Of the lines below, how many hold the string "this"? Give only the number.

• • • • • • •

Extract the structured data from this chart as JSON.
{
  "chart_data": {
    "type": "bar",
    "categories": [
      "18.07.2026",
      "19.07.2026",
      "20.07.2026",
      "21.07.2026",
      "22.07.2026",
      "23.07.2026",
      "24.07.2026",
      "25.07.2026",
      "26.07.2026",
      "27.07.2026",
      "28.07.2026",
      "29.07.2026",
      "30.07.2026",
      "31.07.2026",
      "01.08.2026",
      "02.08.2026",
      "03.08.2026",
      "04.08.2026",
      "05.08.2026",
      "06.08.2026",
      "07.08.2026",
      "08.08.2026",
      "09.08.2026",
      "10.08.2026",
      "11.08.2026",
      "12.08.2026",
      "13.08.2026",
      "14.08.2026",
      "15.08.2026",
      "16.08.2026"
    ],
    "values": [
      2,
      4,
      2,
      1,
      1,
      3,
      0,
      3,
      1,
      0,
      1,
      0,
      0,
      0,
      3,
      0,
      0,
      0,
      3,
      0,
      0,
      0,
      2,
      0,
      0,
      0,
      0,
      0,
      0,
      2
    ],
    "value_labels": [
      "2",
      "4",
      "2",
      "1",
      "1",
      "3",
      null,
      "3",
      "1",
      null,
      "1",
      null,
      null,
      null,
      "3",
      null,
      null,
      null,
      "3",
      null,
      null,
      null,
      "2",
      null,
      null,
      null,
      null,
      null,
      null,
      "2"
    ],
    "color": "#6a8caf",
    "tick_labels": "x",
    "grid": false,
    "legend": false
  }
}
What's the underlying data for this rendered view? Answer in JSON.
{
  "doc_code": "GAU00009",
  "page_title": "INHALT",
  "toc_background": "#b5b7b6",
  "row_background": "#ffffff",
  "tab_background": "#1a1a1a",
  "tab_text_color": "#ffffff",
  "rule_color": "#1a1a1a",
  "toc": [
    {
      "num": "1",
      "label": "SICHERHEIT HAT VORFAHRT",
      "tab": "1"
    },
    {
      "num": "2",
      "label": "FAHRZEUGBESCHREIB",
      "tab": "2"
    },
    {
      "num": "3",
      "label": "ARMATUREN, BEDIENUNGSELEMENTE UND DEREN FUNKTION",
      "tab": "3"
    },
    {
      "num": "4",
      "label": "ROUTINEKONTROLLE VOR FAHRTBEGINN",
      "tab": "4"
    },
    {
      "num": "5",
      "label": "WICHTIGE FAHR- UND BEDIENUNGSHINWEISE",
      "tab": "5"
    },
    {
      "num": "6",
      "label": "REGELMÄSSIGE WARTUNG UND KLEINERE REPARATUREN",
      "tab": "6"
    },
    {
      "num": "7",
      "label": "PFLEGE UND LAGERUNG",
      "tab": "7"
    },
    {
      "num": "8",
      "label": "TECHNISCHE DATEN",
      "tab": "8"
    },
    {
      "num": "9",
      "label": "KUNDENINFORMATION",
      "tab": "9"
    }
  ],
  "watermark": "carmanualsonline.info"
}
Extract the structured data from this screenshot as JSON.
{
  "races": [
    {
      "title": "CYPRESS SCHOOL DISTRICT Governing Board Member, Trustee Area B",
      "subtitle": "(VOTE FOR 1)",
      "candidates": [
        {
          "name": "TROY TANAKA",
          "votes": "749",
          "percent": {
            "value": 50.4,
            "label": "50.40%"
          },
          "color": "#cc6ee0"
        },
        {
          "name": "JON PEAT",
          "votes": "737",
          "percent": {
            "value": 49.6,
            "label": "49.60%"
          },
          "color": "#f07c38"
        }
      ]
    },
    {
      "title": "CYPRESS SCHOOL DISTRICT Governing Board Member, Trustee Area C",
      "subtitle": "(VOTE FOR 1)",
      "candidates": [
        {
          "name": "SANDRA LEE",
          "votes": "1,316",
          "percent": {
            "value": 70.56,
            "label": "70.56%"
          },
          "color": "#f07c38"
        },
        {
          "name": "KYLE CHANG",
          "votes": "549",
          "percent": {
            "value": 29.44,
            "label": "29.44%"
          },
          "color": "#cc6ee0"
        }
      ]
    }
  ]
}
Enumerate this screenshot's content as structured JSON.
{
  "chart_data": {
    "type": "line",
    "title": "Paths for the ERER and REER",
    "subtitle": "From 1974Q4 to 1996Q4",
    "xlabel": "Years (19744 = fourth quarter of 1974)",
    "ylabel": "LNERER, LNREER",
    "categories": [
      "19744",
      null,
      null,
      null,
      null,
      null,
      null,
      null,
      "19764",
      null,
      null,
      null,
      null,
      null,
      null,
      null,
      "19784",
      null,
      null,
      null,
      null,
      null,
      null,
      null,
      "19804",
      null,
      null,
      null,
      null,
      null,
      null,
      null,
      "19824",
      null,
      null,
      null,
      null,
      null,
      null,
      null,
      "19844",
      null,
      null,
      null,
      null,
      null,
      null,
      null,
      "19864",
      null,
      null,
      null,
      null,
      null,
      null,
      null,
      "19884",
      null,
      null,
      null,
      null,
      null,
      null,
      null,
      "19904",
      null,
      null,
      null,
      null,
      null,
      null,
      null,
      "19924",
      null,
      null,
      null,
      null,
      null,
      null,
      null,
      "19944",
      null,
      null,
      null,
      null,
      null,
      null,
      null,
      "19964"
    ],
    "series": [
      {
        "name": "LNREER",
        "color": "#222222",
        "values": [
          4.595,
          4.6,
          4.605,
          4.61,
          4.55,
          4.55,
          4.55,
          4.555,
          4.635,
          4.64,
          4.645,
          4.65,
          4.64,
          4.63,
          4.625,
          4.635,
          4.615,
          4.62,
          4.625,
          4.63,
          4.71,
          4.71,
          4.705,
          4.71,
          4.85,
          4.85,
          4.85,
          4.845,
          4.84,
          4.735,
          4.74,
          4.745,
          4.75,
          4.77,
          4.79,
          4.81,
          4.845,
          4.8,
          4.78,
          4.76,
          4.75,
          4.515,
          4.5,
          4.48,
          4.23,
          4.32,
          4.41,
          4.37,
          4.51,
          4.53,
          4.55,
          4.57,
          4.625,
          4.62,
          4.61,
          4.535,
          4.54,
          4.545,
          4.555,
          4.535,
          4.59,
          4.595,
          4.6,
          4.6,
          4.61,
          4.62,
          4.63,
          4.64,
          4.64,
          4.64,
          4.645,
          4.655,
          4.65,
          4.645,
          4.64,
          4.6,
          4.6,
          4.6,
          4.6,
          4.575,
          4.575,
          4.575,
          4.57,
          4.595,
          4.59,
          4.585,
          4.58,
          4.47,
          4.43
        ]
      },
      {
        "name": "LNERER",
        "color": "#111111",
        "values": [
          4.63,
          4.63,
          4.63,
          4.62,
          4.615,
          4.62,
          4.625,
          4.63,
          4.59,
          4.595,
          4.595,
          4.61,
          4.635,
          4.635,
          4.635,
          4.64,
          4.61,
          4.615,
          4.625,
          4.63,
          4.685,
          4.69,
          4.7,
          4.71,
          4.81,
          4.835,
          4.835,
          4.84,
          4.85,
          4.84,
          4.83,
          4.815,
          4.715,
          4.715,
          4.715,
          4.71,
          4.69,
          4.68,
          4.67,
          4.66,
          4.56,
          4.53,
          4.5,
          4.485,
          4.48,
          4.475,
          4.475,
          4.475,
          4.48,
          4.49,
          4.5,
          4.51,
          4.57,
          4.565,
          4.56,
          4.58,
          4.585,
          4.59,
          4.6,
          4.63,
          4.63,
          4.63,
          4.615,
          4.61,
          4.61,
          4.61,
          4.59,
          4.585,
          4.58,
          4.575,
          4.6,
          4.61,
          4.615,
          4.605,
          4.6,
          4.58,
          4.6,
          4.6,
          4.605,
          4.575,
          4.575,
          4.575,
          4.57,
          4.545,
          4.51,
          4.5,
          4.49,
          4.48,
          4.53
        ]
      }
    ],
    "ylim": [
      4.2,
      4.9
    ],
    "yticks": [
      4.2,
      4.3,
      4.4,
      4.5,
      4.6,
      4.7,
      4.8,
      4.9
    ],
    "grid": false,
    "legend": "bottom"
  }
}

• • • • • • •

Final result >> 4